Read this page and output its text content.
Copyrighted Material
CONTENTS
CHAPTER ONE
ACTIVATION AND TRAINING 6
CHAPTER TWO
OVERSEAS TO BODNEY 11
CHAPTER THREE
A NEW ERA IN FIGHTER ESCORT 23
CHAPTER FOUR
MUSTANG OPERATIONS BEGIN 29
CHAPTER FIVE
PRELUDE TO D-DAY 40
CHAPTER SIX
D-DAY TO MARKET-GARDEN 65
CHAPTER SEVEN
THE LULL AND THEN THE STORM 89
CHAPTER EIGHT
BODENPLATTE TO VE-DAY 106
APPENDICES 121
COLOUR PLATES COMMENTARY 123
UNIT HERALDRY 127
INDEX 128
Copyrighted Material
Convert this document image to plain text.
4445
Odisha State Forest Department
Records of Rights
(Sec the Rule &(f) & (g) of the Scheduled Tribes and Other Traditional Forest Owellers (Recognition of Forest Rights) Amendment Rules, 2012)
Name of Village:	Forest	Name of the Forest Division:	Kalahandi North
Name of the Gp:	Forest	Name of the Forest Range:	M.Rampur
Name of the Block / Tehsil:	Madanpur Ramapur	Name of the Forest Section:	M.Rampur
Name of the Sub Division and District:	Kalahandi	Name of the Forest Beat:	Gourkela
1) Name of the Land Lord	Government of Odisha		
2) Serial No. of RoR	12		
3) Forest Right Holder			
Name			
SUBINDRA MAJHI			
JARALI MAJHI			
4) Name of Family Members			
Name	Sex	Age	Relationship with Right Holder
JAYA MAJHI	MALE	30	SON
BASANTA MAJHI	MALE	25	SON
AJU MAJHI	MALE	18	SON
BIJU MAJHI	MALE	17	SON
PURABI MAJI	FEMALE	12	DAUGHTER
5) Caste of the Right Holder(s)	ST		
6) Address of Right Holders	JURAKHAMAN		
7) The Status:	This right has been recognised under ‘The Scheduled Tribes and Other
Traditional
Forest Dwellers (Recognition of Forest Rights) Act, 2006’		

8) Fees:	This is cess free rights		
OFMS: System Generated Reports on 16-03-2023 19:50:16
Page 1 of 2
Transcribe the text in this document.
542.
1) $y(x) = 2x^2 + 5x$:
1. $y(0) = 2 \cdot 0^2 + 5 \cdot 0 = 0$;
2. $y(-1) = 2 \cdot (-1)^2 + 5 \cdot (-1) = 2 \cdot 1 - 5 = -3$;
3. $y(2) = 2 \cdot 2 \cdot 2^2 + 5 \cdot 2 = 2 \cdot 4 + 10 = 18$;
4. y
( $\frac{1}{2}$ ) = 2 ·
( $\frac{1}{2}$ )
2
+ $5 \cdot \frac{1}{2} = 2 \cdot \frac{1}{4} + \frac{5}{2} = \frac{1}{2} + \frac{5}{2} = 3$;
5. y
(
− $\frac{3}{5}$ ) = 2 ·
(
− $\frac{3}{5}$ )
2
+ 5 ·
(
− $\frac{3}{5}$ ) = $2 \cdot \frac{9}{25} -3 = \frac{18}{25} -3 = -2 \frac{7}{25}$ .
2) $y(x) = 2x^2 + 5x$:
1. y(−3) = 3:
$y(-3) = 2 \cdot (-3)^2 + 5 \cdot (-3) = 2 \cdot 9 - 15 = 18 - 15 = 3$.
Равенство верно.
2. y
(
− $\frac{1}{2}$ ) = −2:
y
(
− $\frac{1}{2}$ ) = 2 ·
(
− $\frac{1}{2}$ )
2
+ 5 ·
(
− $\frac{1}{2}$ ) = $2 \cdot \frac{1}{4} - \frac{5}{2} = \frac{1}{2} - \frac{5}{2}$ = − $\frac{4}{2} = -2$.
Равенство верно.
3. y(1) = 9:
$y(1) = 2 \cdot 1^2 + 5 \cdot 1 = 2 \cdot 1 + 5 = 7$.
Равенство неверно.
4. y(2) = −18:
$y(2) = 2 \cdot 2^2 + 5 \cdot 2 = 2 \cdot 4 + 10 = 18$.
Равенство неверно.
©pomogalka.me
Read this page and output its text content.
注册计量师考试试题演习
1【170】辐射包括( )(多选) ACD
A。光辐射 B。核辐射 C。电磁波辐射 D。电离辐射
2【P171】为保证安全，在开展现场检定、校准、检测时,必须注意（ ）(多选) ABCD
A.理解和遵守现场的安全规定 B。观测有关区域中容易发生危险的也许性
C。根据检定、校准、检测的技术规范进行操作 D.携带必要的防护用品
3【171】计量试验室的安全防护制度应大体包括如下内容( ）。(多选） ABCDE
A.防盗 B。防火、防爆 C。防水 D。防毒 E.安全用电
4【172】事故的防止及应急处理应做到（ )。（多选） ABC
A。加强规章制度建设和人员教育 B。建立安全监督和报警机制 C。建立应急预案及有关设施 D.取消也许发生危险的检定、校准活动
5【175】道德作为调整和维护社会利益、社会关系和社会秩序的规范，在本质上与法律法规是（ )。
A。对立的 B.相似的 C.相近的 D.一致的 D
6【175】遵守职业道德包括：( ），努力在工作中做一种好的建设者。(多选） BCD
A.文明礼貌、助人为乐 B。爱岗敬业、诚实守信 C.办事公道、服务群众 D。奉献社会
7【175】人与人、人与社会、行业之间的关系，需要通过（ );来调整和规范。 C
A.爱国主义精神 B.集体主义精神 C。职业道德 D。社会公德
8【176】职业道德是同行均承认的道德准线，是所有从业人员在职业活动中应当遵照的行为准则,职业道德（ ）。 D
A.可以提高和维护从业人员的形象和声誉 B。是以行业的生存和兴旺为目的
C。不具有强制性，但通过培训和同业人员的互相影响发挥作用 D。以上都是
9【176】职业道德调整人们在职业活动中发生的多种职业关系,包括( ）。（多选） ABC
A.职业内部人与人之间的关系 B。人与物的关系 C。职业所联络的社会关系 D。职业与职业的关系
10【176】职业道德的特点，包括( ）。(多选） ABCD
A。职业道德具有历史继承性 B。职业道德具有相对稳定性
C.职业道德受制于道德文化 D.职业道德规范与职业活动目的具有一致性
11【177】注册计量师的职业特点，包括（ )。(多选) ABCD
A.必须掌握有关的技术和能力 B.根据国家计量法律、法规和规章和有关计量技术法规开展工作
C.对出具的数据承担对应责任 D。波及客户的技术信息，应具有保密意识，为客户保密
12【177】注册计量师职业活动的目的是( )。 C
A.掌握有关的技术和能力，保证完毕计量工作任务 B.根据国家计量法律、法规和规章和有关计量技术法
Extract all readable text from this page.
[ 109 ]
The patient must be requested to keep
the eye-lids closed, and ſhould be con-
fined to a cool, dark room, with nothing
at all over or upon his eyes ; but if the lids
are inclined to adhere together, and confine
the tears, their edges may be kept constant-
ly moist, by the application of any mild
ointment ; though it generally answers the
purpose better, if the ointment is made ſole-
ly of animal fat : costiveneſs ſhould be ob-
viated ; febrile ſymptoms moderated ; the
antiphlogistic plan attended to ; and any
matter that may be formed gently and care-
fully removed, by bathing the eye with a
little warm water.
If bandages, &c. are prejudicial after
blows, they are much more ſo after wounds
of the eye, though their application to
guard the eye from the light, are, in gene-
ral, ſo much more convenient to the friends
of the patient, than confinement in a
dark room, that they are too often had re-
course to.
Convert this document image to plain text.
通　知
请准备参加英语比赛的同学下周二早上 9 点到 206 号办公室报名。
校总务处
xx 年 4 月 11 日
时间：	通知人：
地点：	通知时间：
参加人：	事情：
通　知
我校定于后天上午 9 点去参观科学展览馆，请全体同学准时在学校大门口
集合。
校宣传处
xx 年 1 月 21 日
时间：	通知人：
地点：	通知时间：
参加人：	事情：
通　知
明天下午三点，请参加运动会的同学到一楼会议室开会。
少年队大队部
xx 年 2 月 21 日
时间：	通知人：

• [What needs to be done]
Restate the whole listing exactly, leaving out nothing.

• [Result below]
Read this page and output its text content.
Copyrighted Material
CONTENTS
CHAPTER ONE
ACTIVATION AND TRAINING 6
CHAPTER TWO
OVERSEAS TO BODNEY 11
CHAPTER THREE
A NEW ERA IN FIGHTER ESCORT 23
CHAPTER FOUR
MUSTANG OPERATIONS BEGIN 29
CHAPTER FIVE
PRELUDE TO D-DAY 40
CHAPTER SIX
D-DAY TO MARKET-GARDEN 65
CHAPTER SEVEN
THE LULL AND THEN THE STORM 89
CHAPTER EIGHT
BODENPLATTE TO VE-DAY 106
APPENDICES 121
COLOUR PLATES COMMENTARY 123
UNIT HERALDRY 127
INDEX 128
Copyrighted Material
Convert this document image to plain text.
4445
Odisha State Forest Department
Records of Rights
(Sec the Rule &(f) & (g) of the Scheduled Tribes and Other Traditional Forest Owellers (Recognition of Forest Rights) Amendment Rules, 2012)
Name of Village:	Forest	Name of the Forest Division:	Kalahandi North
Name of the Gp:	Forest	Name of the Forest Range:	M.Rampur
Name of the Block / Tehsil:	Madanpur Ramapur	Name of the Forest Section:	M.Rampur
Name of the Sub Division and District:	Kalahandi	Name of the Forest Beat:	Gourkela
1) Name of the Land Lord	Government of Odisha		
2) Serial No. of RoR	12		
3) Forest Right Holder			
Name			
SUBINDRA MAJHI			
JARALI MAJHI			
4) Name of Family Members			
Name	Sex	Age	Relationship with Right Holder
JAYA MAJHI	MALE	30	SON
BASANTA MAJHI	MALE	25	SON
AJU MAJHI	MALE	18	SON
BIJU MAJHI	MALE	17	SON
PURABI MAJI	FEMALE	12	DAUGHTER
5) Caste of the Right Holder(s)	ST		
6) Address of Right Holders	JURAKHAMAN		
7) The Status:	This right has been recognised under ‘The Scheduled Tribes and Other
Traditional
Forest Dwellers (Recognition of Forest Rights) Act, 2006’		

8) Fees:	This is cess free rights		
OFMS: System Generated Reports on 16-03-2023 19:50:16
Page 1 of 2
Transcribe the text in this document.
542.
1) $y(x) = 2x^2 + 5x$:
1. $y(0) = 2 \cdot 0^2 + 5 \cdot 0 = 0$;
2. $y(-1) = 2 \cdot (-1)^2 + 5 \cdot (-1) = 2 \cdot 1 - 5 = -3$;
3. $y(2) = 2 \cdot 2 \cdot 2^2 + 5 \cdot 2 = 2 \cdot 4 + 10 = 18$;
4. y
( $\frac{1}{2}$ ) = 2 ·
( $\frac{1}{2}$ )
2
+ $5 \cdot \frac{1}{2} = 2 \cdot \frac{1}{4} + \frac{5}{2} = \frac{1}{2} + \frac{5}{2} = 3$;
5. y
(
− $\frac{3}{5}$ ) = 2 ·
(
− $\frac{3}{5}$ )
2
+ 5 ·
(
− $\frac{3}{5}$ ) = $2 \cdot \frac{9}{25} -3 = \frac{18}{25} -3 = -2 \frac{7}{25}$ .
2) $y(x) = 2x^2 + 5x$:
1. y(−3) = 3:
$y(-3) = 2 \cdot (-3)^2 + 5 \cdot (-3) = 2 \cdot 9 - 15 = 18 - 15 = 3$.
Равенство верно.
2. y
(
− $\frac{1}{2}$ ) = −2:
y
(
− $\frac{1}{2}$ ) = 2 ·
(
− $\frac{1}{2}$ )
2
+ 5 ·
(
− $\frac{1}{2}$ ) = $2 \cdot \frac{1}{4} - \frac{5}{2} = \frac{1}{2} - \frac{5}{2}$ = − $\frac{4}{2} = -2$.
Равенство верно.
3. y(1) = 9:
$y(1) = 2 \cdot 1^2 + 5 \cdot 1 = 2 \cdot 1 + 5 = 7$.
Равенство неверно.
4. y(2) = −18:
$y(2) = 2 \cdot 2^2 + 5 \cdot 2 = 2 \cdot 4 + 10 = 18$.
Равенство неверно.
©pomogalka.me
Read this page and output its text content.
注册计量师考试试题演习
1【170】辐射包括( )(多选) ACD
A。光辐射 B。核辐射 C。电磁波辐射 D。电离辐射
2【P171】为保证安全，在开展现场检定、校准、检测时,必须注意（ ）(多选) ABCD
A.理解和遵守现场的安全规定 B。观测有关区域中容易发生危险的也许性
C。根据检定、校准、检测的技术规范进行操作 D.携带必要的防护用品
3【171】计量试验室的安全防护制度应大体包括如下内容( ）。(多选） ABCDE
A.防盗 B。防火、防爆 C。防水 D。防毒 E.安全用电
4【172】事故的防止及应急处理应做到（ )。（多选） ABC
A。加强规章制度建设和人员教育 B。建立安全监督和报警机制 C。建立应急预案及有关设施 D.取消也许发生危险的检定、校准活动
5【175】道德作为调整和维护社会利益、社会关系和社会秩序的规范，在本质上与法律法规是（ )。
A。对立的 B.相似的 C.相近的 D.一致的 D
6【175】遵守职业道德包括：( ），努力在工作中做一种好的建设者。(多选） BCD
A.文明礼貌、助人为乐 B。爱岗敬业、诚实守信 C.办事公道、服务群众 D。奉献社会
7【175】人与人、人与社会、行业之间的关系，需要通过（ );来调整和规范。 C
A.爱国主义精神 B.集体主义精神 C。职业道德 D。社会公德
8【176】职业道德是同行均承认的道德准线，是所有从业人员在职业活动中应当遵照的行为准则,职业道德（ ）。 D
A.可以提高和维护从业人员的形象和声誉 B。是以行业的生存和兴旺为目的
C。不具有强制性，但通过培训和同业人员的互相影响发挥作用 D。以上都是
9【176】职业道德调整人们在职业活动中发生的多种职业关系,包括( ）。（多选） ABC
A.职业内部人与人之间的关系 B。人与物的关系 C。职业所联络的社会关系 D。职业与职业的关系
10【176】职业道德的特点，包括( ）。(多选） ABCD
A。职业道德具有历史继承性 B。职业道德具有相对稳定性
C.职业道德受制于道德文化 D.职业道德规范与职业活动目的具有一致性
11【177】注册计量师的职业特点，包括（ )。(多选) ABCD
A.必须掌握有关的技术和能力 B.根据国家计量法律、法规和规章和有关计量技术法规开展工作
C.对出具的数据承担对应责任 D。波及客户的技术信息，应具有保密意识，为客户保密
12【177】注册计量师职业活动的目的是( )。 C
A.掌握有关的技术和能力，保证完毕计量工作任务 B.根据国家计量法律、法规和规章和有关计量技术法
Extract all readable text from this page.
[ 109 ]
The patient must be requested to keep
the eye-lids closed, and ſhould be con-
fined to a cool, dark room, with nothing
at all over or upon his eyes ; but if the lids
are inclined to adhere together, and confine
the tears, their edges may be kept constant-
ly moist, by the application of any mild
ointment ; though it generally answers the
purpose better, if the ointment is made ſole-
ly of animal fat : costiveneſs ſhould be ob-
viated ; febrile ſymptoms moderated ; the
antiphlogistic plan attended to ; and any
matter that may be formed gently and care-
fully removed, by bathing the eye with a
little warm water.
If bandages, &c. are prejudicial after
blows, they are much more ſo after wounds
of the eye, though their application to
guard the eye from the light, are, in gene-
ral, ſo much more convenient to the friends
of the patient, than confinement in a
dark room, that they are too often had re-
course to.
Convert this document image to plain text.
通　知
请准备参加英语比赛的同学下周二早上 9 点到 206 号办公室报名。
校总务处
xx 年 4 月 11 日
时间：	通知人：
地点：	通知时间：
参加人：	事情：
通　知
我校定于后天上午 9 点去参观科学展览馆，请全体同学准时在学校大门口
集合。
校宣传处
xx 年 1 月 21 日
时间：	通知人：
地点：	通知时间：
参加人：	事情：
通　知
明天下午三点，请参加运动会的同学到一楼会议室开会。
少年队大队部
xx 年 2 月 21 日
时间：	通知人：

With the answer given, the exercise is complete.